### Short task
Extract, from the listing that follows, each line containing the word "name".
- - - -
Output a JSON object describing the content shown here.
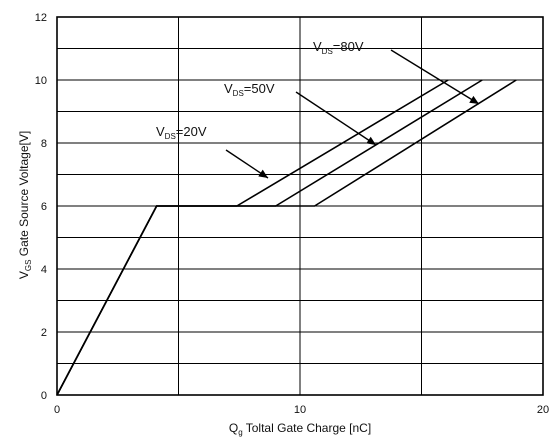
{
  "chart_data": {
    "type": "line",
    "xlabel": "Q",
    "xlabel_sub": "g",
    "xlabel_rest": " Toltal Gate Charge [nC]",
    "ylabel": "V",
    "ylabel_sub": "GS",
    "ylabel_rest": " Gate Source Voltage[V]",
    "xlim": [
      0,
      20
    ],
    "ylim": [
      0,
      12
    ],
    "xticks": [
      0,
      10,
      20
    ],
    "yticks": [
      0,
      2,
      4,
      6,
      8,
      10,
      12
    ],
    "grid": true,
    "series": [
      {
        "name": "VDS=20V",
        "label_main": "V",
        "label_sub": "DS",
        "label_rest": "=20V",
        "x": [
          0,
          4.1,
          7.4,
          16.1
        ],
        "y": [
          0,
          6,
          6,
          10
        ]
      },
      {
        "name": "VDS=50V",
        "label_main": "V",
        "label_sub": "DS",
        "label_rest": "=50V",
        "x": [
          0,
          4.1,
          9.0,
          17.5
        ],
        "y": [
          0,
          6,
          6,
          10
        ]
      },
      {
        "name": "VDS=80V",
        "label_main": "V",
        "label_sub": "DS",
        "label_rest": "=80V",
        "x": [
          0,
          4.1,
          10.6,
          18.9
        ],
        "y": [
          0,
          6,
          6,
          10
        ]
      }
    ]
  }
}
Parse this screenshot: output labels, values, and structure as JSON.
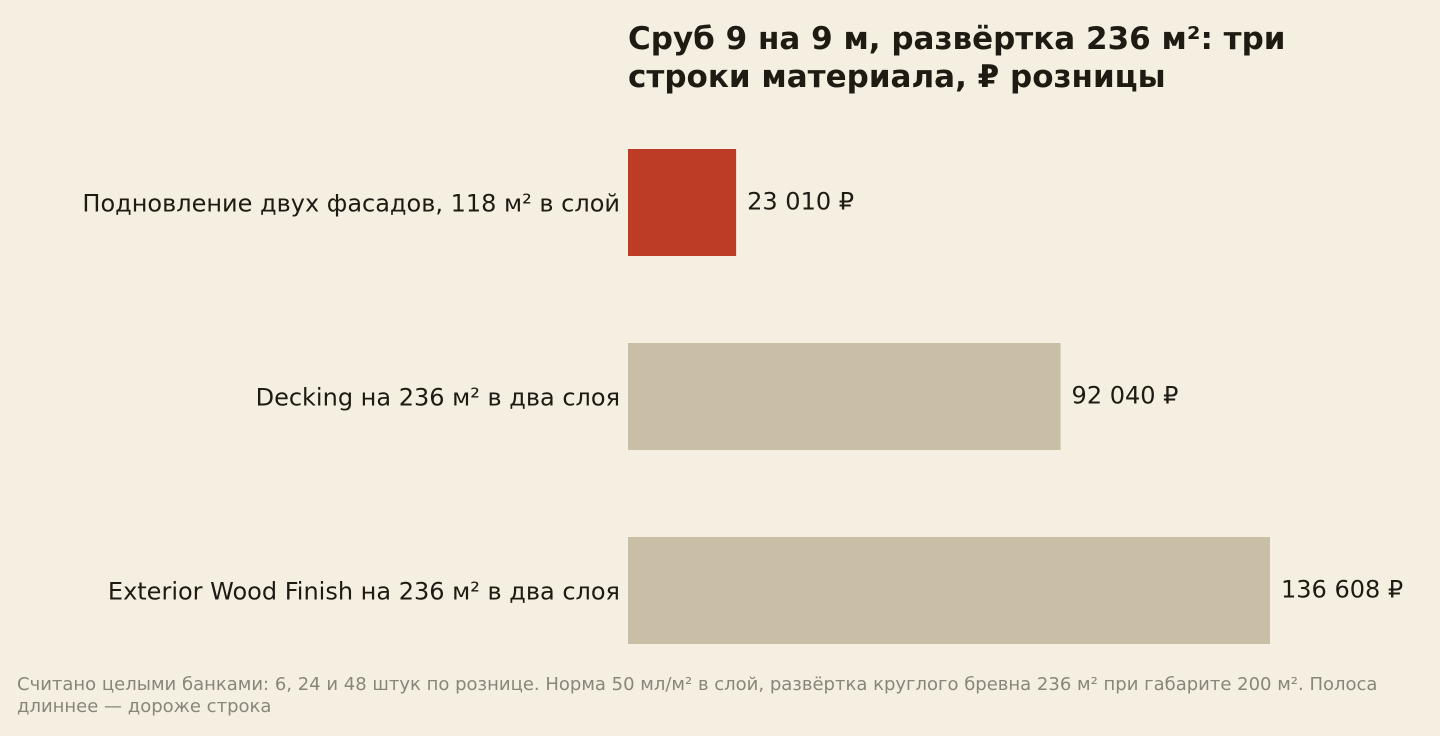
- - - -
### Final result
        "name": "VDS=20V",
        "name": "VDS=50V",
        "name": "VDS=80V",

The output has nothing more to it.